**Stated task**
What follows is a set of records; repeat all of them exactly.

**Provided data**
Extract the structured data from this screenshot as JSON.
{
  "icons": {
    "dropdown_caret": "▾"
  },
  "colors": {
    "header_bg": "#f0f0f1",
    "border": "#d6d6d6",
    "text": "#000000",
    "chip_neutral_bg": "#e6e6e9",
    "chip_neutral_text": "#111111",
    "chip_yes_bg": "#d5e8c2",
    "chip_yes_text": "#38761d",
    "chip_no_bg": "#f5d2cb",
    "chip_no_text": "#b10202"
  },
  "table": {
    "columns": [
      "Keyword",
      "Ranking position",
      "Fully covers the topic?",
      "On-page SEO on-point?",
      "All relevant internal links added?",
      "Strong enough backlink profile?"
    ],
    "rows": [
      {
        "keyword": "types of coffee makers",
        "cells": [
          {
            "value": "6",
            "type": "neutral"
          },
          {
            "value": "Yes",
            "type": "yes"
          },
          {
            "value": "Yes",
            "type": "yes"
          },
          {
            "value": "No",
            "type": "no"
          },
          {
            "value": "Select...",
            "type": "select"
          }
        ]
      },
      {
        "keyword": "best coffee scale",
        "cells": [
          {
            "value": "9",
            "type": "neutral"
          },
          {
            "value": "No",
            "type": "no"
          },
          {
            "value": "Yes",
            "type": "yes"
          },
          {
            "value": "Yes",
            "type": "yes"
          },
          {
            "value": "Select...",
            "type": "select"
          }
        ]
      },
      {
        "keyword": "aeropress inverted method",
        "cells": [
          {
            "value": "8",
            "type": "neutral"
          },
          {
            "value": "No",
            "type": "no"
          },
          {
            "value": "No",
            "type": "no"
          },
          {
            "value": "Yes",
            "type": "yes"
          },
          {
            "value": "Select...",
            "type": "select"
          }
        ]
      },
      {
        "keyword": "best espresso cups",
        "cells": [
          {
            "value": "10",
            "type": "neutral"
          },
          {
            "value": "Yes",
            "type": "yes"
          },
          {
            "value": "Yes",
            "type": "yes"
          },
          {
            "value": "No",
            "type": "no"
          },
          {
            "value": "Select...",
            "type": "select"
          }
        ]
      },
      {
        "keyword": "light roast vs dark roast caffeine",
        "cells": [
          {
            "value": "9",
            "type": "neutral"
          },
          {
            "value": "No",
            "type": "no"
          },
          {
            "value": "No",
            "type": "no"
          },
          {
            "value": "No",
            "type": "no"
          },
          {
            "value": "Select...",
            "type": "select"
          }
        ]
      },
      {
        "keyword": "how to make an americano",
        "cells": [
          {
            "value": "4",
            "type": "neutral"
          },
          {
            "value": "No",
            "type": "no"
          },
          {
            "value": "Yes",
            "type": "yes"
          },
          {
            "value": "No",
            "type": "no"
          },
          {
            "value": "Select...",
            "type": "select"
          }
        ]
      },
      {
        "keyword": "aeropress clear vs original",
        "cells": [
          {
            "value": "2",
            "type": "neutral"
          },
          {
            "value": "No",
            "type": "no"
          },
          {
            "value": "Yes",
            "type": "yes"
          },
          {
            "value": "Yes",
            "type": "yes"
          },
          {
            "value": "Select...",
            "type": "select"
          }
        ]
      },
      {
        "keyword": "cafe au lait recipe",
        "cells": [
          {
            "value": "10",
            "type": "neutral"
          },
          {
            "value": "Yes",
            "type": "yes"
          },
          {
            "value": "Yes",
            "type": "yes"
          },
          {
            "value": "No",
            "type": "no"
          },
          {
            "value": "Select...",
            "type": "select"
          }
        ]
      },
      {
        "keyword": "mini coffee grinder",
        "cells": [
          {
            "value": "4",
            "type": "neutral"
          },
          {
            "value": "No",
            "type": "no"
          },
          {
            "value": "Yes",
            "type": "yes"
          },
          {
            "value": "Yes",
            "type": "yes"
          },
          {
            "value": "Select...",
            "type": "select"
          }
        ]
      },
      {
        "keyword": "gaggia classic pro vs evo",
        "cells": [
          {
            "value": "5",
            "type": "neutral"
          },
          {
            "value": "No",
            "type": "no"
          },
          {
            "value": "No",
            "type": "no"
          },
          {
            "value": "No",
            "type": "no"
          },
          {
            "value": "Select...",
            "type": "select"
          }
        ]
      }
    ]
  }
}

**Result**
Extract the structured data from this screenshot as JSON.
{
  "icons": {
    "dropdown_caret": "▾"
  },
  "colors": {
    "header_bg": "#f0f0f1",
    "border": "#d6d6d6",
    "text": "#000000",
    "chip_neutral_bg": "#e6e6e9",
    "chip_neutral_text": "#111111",
    "chip_yes_bg": "#d5e8c2",
    "chip_yes_text": "#38761d",
    "chip_no_bg": "#f5d2cb",
    "chip_no_text": "#b10202"
  },
  "table": {
    "columns": [
      "Keyword",
      "Ranking position",
      "Fully covers the topic?",
      "On-page SEO on-point?",
      "All relevant internal links added?",
      "Strong enough backlink profile?"
    ],
    "rows": [
      {
        "keyword": "types of coffee makers",
        "cells": [
          {
            "value": "6",
            "type": "neutral"
          },
          {
            "value": "Yes",
            "type": "yes"
          },
          {
            "value": "Yes",
            "type": "yes"
          },
          {
            "value": "No",
            "type": "no"
          },
          {
            "value": "Select...",
            "type": "select"
          }
        ]
      },
      {
        "keyword": "best coffee scale",
        "cells": [
          {
            "value": "9",
            "type": "neutral"
          },
          {
            "value": "No",
            "type": "no"
          },
          {
            "value": "Yes",
            "type": "yes"
          },
          {
            "value": "Yes",
            "type": "yes"
          },
          {
            "value": "Select...",
            "type": "select"
          }
        ]
      },
      {
        "keyword": "aeropress inverted method",
        "cells": [
          {
            "value": "8",
            "type": "neutral"
          },
          {
            "value": "No",
            "type": "no"
          },
          {
            "value": "No",
            "type": "no"
          },
          {
            "value": "Yes",
            "type": "yes"
          },
          {
            "value": "Select...",
            "type": "select"
          }
        ]
      },
      {
        "keyword": "best espresso cups",
        "cells": [
          {
            "value": "10",
            "type": "neutral"
          },
          {
            "value": "Yes",
            "type": "yes"
          },
          {
            "value": "Yes",
            "type": "yes"
          },
          {
            "value": "No",
            "type": "no"
          },
          {
            "value": "Select...",
            "type": "select"
          }
        ]
      },
      {
        "keyword": "light roast vs dark roast caffeine",
        "cells": [
          {
            "value": "9",
            "type": "neutral"
          },
          {
            "value": "No",
            "type": "no"
          },
          {
            "value": "No",
            "type": "no"
          },
          {
            "value": "No",
            "type": "no"
          },
          {
            "value": "Select...",
            "type": "select"
          }
        ]
      },
      {
        "keyword": "how to make an americano",
        "cells": [
          {
            "value": "4",
            "type": "neutral"
          },
          {
            "value": "No",
            "type": "no"
          },
          {
            "value": "Yes",
            "type": "yes"
          },
          {
            "value": "No",
            "type": "no"
          },
          {
            "value": "Select...",
            "type": "select"
          }
        ]
      },
      {
        "keyword": "aeropress clear vs original",
        "cells": [
          {
            "value": "2",
            "type": "neutral"
          },
          {
            "value": "No",
            "type": "no"
          },
          {
            "value": "Yes",
            "type": "yes"
          },
          {
            "value": "Yes",
            "type": "yes"
          },
          {
            "value": "Select...",
            "type": "select"
          }
        ]
      },
      {
        "keyword": "cafe au lait recipe",
        "cells": [
          {
            "value": "10",
            "type": "neutral"
          },
          {
            "value": "Yes",
            "type": "yes"
          },
          {
            "value": "Yes",
            "type": "yes"
          },
          {
            "value": "No",
            "type": "no"
          },
          {
            "value": "Select...",
            "type": "select"
          }
        ]
      },
      {
        "keyword": "mini coffee grinder",
        "cells": [
          {
            "value": "4",
            "type": "neutral"
          },
          {
            "value": "No",
            "type": "no"
          },
          {
            "value": "Yes",
            "type": "yes"
          },
          {
            "value": "Yes",
            "type": "yes"
          },
          {
            "value": "Select...",
            "type": "select"
          }
        ]
      },
      {
        "keyword": "gaggia classic pro vs evo",
        "cells": [
          {
            "value": "5",
            "type": "neutral"
          },
          {
            "value": "No",
            "type": "no"
          },
          {
            "value": "No",
            "type": "no"
          },
          {
            "value": "No",
            "type": "no"
          },
          {
            "value": "Select...",
            "type": "select"
          }
        ]
      }
    ]
  }
}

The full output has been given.